#### SUPPLIED DATA ####

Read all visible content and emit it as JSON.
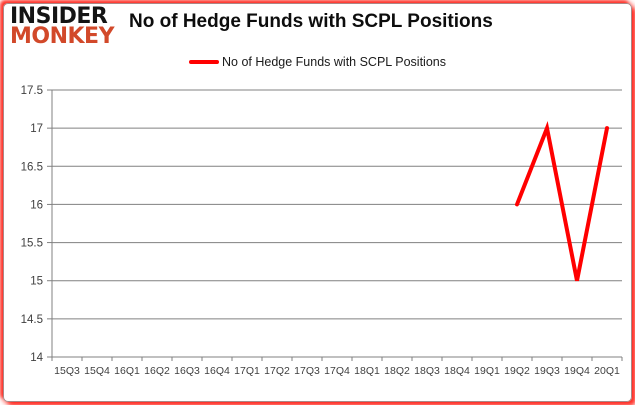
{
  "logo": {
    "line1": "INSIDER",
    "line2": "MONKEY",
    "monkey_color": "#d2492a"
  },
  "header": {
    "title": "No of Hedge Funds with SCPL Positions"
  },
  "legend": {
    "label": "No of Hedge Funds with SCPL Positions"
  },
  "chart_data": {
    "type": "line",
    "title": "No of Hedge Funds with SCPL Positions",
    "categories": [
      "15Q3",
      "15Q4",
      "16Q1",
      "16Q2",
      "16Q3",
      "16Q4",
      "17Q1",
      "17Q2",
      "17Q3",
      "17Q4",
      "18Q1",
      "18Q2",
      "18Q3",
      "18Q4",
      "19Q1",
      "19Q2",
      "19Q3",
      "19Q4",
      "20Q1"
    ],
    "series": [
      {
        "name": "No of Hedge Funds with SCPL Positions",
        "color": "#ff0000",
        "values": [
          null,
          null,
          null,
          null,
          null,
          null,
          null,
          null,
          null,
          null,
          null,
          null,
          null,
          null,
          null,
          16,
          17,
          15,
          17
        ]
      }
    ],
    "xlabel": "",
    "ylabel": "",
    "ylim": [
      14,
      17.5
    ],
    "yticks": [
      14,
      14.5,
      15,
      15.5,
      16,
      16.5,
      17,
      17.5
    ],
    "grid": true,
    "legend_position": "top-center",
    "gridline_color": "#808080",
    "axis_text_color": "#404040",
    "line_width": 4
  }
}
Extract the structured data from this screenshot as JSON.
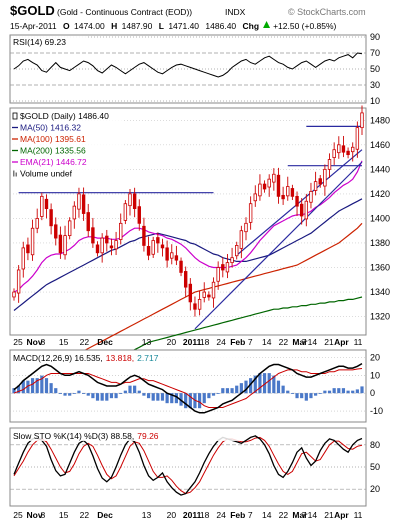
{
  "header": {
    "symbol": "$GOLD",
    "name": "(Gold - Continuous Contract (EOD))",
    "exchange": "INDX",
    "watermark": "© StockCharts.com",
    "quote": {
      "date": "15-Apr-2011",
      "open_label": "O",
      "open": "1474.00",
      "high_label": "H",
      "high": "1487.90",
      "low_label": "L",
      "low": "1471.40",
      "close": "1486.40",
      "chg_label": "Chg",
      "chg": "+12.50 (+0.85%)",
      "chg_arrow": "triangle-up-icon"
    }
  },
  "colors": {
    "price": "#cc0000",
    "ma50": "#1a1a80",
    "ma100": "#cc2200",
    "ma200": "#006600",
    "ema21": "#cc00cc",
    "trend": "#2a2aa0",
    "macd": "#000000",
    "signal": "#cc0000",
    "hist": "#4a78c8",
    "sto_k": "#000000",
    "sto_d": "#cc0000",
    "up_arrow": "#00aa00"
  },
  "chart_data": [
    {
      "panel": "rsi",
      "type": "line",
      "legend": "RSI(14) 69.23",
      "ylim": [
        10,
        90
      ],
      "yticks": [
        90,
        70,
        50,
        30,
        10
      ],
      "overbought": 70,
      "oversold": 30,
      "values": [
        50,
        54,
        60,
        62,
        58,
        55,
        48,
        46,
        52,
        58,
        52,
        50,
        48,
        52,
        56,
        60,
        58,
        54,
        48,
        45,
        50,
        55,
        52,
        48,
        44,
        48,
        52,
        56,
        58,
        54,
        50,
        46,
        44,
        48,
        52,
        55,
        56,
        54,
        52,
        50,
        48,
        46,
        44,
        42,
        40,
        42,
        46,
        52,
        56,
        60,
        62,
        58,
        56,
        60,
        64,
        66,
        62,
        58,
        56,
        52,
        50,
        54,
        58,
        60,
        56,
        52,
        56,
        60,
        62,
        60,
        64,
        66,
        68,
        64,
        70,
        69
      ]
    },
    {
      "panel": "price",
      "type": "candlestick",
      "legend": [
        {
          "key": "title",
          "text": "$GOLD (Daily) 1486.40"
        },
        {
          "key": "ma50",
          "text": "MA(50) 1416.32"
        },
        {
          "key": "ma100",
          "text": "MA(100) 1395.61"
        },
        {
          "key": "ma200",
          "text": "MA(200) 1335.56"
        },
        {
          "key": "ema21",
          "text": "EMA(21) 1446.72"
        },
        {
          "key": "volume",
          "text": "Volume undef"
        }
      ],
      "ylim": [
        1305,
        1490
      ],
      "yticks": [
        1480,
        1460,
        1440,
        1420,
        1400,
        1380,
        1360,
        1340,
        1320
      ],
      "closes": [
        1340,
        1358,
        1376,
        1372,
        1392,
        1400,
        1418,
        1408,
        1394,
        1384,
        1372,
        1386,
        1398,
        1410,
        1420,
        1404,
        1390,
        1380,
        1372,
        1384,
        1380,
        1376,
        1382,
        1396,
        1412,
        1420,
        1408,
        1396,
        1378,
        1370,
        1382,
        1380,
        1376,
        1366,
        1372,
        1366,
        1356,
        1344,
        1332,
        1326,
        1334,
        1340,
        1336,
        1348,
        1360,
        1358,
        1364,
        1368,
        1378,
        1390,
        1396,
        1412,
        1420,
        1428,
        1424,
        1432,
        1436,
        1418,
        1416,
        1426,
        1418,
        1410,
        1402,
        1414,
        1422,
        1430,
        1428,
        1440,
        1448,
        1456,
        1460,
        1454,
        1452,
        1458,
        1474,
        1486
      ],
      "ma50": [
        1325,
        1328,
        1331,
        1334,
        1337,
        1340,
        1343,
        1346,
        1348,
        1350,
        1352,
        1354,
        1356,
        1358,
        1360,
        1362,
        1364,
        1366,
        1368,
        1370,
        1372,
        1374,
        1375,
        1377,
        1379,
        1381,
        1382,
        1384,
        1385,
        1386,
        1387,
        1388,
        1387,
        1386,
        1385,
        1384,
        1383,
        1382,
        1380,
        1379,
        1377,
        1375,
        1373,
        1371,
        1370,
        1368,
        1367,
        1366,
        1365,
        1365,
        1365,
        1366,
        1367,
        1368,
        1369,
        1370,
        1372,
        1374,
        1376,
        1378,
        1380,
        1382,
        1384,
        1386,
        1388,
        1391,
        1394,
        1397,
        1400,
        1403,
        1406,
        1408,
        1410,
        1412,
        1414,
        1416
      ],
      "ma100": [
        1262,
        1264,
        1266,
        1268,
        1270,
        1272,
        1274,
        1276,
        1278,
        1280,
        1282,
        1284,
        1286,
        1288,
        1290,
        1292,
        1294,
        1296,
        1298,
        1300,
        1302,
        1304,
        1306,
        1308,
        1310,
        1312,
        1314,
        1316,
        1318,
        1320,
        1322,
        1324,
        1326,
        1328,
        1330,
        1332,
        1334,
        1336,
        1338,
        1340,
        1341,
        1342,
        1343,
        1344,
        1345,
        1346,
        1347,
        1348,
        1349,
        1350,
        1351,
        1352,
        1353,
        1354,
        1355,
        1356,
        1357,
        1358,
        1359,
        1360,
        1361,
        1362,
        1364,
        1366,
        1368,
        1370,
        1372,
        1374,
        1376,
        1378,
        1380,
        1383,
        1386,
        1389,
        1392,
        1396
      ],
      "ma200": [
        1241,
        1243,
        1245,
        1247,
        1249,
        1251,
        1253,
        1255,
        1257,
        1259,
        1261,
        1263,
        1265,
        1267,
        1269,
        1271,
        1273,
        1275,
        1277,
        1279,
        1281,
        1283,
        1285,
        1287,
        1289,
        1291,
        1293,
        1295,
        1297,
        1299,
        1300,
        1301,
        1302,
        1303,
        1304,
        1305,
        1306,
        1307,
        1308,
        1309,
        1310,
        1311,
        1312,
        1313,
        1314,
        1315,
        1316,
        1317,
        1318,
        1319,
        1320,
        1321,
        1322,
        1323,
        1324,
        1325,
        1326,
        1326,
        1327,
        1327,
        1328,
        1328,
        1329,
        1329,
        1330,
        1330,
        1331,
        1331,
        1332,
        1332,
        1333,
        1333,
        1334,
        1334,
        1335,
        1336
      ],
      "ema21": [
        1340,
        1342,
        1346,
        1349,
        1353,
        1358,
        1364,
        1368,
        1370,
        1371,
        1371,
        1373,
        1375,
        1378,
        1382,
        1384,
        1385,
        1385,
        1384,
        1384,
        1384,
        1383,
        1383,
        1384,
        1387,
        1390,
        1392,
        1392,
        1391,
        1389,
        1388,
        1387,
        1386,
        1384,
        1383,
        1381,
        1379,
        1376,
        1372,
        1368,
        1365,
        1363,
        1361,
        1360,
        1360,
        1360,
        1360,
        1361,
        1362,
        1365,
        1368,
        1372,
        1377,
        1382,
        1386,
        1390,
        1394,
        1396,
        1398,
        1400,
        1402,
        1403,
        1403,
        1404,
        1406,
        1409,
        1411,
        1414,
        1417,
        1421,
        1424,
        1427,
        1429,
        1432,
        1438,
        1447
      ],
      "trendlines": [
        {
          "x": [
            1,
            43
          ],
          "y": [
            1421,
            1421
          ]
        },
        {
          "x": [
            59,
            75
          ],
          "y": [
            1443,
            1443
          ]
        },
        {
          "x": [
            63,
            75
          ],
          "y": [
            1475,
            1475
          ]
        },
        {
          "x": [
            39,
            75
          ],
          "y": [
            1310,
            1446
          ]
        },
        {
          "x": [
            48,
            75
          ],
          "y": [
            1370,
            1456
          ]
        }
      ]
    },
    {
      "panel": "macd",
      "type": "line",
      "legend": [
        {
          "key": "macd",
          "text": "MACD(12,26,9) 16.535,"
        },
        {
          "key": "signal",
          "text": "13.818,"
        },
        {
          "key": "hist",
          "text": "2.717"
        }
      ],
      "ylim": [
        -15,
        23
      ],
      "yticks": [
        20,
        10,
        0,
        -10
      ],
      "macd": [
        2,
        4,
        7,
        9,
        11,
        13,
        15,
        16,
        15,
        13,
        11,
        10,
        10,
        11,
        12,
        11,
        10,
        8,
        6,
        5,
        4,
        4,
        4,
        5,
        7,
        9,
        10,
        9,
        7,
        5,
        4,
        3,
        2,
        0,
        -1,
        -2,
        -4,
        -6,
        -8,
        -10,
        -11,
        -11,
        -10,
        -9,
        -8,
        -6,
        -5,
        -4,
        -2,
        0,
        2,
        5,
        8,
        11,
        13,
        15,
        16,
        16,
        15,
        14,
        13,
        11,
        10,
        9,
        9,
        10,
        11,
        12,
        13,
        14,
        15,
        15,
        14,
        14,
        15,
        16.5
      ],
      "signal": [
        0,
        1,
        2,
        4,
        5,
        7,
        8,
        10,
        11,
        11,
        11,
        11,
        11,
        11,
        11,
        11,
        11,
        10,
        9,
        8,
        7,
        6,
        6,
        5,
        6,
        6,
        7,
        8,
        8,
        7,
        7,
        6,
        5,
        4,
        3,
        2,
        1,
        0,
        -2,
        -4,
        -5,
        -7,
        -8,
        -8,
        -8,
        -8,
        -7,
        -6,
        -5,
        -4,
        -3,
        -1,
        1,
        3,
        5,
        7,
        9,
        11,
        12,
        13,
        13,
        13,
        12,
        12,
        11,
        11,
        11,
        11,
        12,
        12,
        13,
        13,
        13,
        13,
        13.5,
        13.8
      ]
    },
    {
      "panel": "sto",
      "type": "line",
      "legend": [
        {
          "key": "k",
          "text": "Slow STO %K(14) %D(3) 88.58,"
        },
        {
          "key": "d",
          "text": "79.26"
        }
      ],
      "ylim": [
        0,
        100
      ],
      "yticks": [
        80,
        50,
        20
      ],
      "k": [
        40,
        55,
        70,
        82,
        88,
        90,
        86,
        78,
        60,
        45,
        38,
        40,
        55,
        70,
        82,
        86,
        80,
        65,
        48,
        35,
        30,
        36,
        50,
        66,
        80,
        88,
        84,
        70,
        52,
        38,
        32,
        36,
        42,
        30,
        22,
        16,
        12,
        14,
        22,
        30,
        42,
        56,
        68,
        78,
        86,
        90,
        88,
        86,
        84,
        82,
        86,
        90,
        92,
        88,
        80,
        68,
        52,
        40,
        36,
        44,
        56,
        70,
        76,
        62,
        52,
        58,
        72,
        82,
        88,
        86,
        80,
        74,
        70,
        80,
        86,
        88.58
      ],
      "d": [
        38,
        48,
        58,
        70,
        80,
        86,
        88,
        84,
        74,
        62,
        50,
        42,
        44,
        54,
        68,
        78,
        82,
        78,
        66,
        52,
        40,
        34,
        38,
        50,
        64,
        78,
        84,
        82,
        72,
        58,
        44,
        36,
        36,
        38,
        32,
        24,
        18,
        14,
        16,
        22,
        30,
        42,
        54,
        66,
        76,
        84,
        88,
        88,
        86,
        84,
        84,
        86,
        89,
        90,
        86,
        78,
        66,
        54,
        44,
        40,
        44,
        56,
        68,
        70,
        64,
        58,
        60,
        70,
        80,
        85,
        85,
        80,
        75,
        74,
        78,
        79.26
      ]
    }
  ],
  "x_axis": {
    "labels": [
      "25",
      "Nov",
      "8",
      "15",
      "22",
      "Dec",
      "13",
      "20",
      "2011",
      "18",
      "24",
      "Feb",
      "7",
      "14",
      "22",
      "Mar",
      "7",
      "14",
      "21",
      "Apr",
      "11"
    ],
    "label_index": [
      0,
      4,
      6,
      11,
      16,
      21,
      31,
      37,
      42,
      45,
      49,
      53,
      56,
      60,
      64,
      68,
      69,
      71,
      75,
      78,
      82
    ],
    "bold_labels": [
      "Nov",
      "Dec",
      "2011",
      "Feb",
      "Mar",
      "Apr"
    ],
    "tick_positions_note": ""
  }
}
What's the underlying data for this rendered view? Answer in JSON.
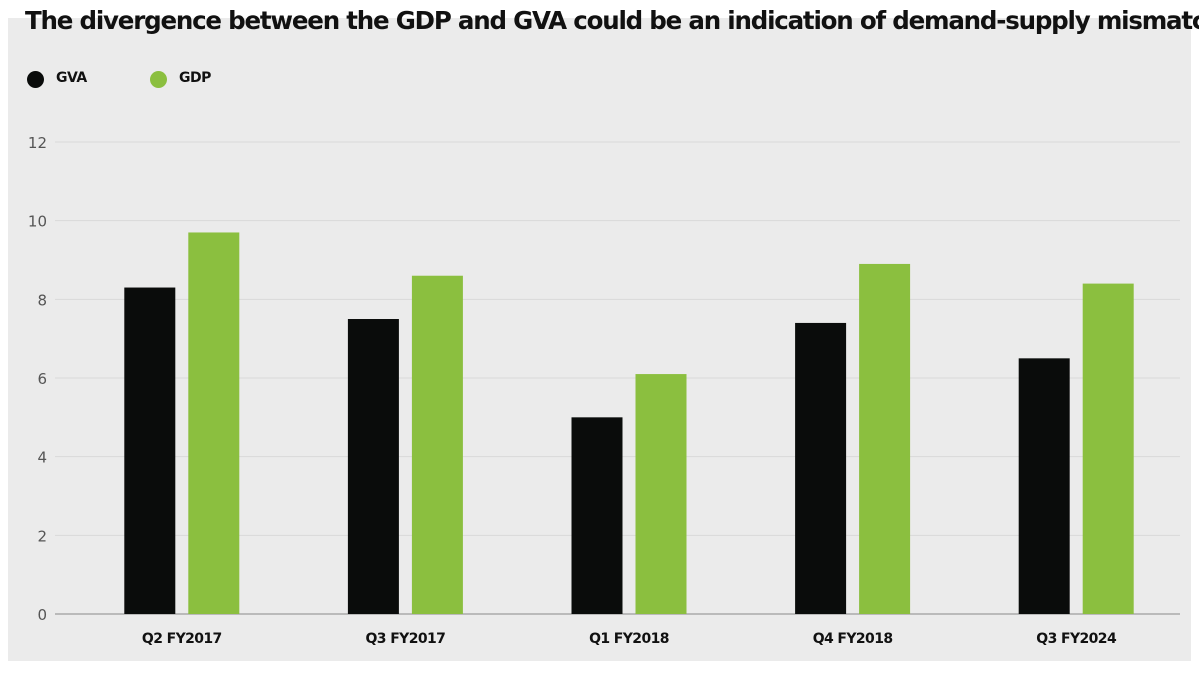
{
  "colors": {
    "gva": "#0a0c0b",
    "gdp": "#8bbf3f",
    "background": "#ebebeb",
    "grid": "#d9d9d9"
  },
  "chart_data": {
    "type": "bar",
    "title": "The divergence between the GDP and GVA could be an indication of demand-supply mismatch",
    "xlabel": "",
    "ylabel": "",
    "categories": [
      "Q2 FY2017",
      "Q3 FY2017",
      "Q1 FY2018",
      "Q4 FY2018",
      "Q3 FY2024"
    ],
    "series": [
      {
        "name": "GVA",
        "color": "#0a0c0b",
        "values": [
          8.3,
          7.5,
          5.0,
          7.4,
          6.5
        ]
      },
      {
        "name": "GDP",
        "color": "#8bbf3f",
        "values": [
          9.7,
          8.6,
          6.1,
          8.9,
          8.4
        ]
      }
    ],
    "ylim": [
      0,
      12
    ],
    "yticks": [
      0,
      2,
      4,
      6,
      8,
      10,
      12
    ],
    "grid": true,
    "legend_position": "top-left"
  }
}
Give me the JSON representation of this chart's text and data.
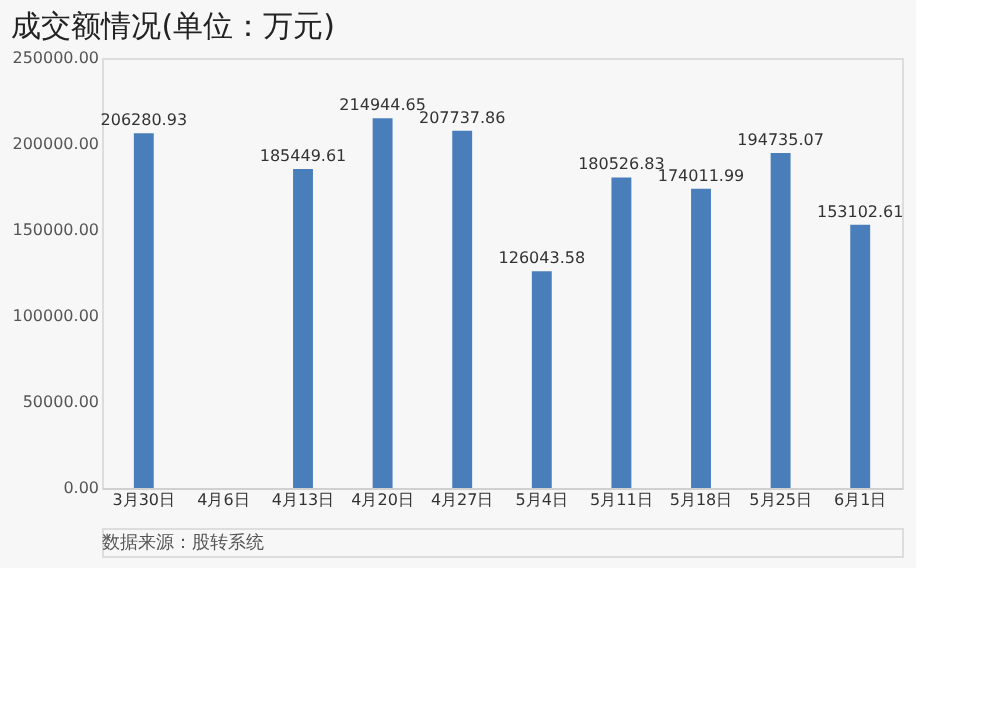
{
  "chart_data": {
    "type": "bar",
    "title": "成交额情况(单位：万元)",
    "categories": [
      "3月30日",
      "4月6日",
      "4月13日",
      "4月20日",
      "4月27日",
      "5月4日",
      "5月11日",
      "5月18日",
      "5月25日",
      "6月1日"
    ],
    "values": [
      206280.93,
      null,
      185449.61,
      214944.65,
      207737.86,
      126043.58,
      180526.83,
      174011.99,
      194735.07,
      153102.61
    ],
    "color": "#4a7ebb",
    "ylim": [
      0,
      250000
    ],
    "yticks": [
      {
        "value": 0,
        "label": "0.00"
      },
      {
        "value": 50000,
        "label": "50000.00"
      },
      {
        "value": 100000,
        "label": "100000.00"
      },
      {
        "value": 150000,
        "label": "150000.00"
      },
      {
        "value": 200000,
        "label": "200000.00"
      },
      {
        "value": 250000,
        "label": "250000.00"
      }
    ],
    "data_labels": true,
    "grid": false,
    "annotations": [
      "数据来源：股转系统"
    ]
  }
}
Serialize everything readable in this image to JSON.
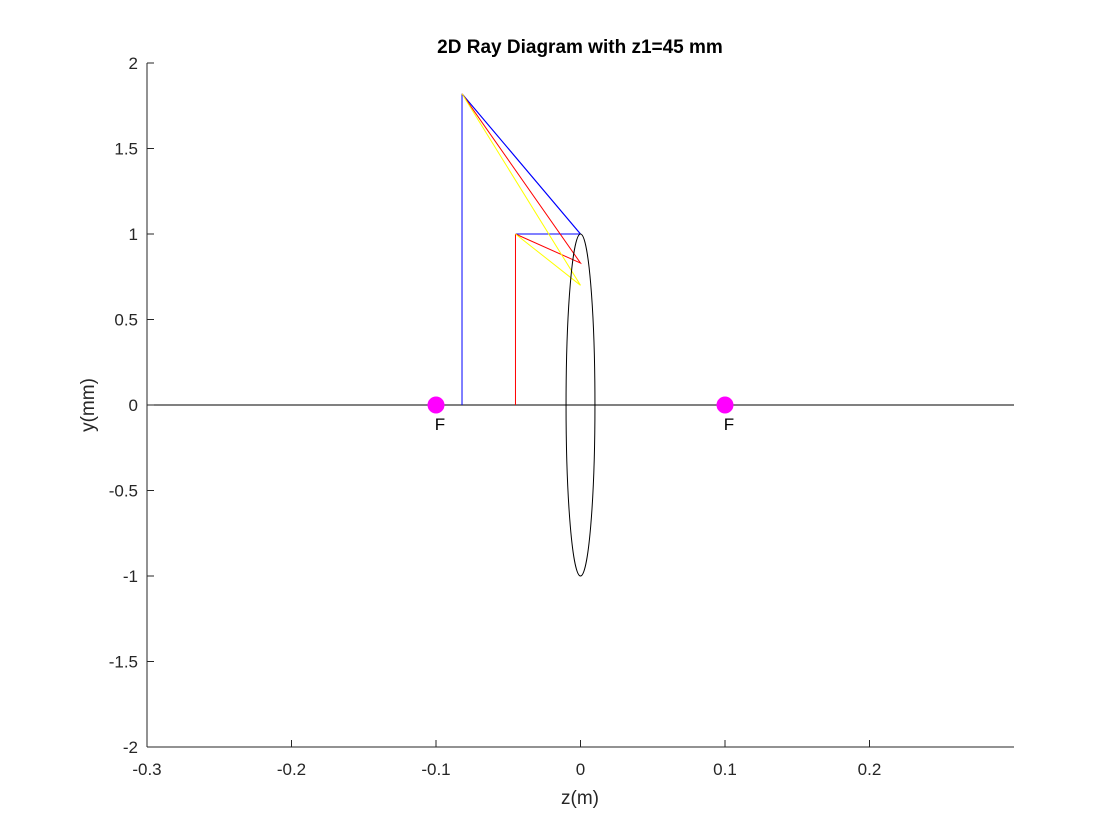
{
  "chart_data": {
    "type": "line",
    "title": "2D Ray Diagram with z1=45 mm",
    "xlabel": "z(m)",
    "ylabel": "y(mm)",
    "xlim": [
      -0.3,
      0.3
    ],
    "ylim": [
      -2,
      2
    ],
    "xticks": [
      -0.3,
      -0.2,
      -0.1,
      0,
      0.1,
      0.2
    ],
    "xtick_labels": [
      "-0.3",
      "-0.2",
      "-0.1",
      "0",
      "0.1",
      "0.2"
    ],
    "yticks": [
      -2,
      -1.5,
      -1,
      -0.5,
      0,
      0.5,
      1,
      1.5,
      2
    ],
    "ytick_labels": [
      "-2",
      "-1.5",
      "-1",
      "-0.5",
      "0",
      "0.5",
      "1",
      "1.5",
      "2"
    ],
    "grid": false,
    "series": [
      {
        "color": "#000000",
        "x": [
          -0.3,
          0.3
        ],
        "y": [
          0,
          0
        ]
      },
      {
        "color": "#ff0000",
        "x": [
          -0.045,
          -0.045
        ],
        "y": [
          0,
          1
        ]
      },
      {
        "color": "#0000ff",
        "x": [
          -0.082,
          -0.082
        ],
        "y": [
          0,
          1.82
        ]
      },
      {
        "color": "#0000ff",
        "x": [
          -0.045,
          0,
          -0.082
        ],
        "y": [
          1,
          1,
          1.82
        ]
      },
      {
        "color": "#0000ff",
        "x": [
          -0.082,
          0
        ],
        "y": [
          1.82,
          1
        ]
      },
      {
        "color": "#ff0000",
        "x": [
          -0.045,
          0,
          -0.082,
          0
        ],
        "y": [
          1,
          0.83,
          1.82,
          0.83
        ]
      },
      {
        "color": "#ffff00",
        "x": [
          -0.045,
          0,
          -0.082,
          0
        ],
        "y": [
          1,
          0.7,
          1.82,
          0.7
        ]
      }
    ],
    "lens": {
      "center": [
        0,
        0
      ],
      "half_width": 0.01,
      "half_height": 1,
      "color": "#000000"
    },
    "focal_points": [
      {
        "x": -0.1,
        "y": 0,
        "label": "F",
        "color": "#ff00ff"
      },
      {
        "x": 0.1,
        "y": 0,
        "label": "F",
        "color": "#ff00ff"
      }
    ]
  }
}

####

-- DIRECTIVE --
Gather each line from the listing above that holds "this".

-- THE SOLUTION --
Extract the structured data from this screenshot as JSON.
What's the underlying data for this rendered view? Answer in JSON.
Give me the JSON representation of this chart's text and data.
Serialize everything readable in this image to JSON.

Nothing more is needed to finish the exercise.